-- START OF Task input --

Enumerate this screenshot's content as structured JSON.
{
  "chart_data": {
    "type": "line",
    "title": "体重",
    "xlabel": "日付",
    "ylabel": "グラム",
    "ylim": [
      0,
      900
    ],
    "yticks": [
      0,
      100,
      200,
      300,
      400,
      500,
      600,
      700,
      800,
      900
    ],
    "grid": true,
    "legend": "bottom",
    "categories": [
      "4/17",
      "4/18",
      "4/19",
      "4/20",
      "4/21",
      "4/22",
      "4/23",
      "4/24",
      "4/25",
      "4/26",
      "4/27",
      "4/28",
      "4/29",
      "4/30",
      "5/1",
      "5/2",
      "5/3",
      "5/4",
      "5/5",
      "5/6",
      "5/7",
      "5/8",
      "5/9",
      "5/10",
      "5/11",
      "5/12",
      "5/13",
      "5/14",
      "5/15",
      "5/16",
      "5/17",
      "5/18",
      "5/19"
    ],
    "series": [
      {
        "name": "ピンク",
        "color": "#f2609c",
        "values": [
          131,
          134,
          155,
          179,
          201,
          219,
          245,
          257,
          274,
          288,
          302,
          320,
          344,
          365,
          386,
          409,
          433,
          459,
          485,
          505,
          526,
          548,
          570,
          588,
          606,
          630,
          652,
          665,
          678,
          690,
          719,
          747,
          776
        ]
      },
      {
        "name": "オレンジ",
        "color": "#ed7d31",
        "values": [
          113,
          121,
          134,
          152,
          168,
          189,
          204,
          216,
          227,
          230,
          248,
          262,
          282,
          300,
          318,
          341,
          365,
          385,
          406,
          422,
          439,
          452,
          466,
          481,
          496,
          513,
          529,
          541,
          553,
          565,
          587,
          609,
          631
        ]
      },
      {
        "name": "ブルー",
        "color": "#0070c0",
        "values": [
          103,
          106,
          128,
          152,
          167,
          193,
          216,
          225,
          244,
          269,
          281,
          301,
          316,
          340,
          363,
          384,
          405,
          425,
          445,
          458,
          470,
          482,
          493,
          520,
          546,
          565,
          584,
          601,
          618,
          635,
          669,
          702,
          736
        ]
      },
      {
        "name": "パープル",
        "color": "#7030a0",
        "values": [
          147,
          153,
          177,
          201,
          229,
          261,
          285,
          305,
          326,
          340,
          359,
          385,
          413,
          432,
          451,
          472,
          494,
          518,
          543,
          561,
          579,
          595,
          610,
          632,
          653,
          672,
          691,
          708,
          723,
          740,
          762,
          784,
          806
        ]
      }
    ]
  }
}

-- END OF Task input --

Problem description → Using the data above, copy each line that contains "name".

The answer →
        "name": "ピンク",
        "name": "オレンジ",
        "name": "ブルー",
        "name": "パープル",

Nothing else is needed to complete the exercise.